* Start Data to process *

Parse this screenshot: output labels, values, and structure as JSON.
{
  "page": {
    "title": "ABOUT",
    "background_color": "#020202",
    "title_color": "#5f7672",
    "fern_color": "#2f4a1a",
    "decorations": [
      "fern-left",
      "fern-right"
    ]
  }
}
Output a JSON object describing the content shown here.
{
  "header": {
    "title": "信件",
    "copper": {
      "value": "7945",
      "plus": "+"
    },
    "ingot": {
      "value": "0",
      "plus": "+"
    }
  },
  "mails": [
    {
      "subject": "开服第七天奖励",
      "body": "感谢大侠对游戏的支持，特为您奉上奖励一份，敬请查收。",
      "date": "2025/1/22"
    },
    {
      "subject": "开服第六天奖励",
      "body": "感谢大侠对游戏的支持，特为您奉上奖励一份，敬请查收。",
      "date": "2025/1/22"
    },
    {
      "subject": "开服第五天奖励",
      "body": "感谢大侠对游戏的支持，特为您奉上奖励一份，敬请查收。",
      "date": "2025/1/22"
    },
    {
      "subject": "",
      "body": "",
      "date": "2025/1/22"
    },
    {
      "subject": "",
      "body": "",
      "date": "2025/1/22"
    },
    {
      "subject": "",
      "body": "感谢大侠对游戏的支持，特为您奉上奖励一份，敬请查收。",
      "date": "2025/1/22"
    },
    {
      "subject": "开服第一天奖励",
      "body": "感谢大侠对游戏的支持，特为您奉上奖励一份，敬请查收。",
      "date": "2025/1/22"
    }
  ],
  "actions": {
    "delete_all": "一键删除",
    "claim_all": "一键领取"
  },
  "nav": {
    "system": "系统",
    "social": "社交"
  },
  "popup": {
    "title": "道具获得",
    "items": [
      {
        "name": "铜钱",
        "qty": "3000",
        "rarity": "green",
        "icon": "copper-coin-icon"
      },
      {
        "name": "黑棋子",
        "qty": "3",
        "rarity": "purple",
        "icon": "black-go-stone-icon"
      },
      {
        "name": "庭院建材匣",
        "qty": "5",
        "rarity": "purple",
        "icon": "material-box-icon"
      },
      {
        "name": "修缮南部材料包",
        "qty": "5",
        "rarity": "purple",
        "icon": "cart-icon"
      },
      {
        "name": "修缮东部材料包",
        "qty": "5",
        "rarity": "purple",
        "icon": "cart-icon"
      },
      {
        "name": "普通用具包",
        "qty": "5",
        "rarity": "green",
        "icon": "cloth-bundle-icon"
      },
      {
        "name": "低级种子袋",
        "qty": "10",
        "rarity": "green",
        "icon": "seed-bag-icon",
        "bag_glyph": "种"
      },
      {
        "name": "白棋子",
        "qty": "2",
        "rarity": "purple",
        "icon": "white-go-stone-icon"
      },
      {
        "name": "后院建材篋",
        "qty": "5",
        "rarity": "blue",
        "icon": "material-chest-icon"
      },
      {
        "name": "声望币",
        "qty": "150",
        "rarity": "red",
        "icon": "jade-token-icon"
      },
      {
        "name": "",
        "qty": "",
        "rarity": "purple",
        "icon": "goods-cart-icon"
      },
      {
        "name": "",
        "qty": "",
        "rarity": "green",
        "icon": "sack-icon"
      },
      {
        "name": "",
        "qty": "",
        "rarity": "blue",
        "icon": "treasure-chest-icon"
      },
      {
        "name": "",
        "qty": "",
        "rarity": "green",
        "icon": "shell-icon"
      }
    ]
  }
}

* End Data to process *

**Goal:** Filter the records down to the lines that contain the string "chest", and copy those lines.

**Answer to this task:**
        "icon": "material-chest-icon"
        "icon": "treasure-chest-icon"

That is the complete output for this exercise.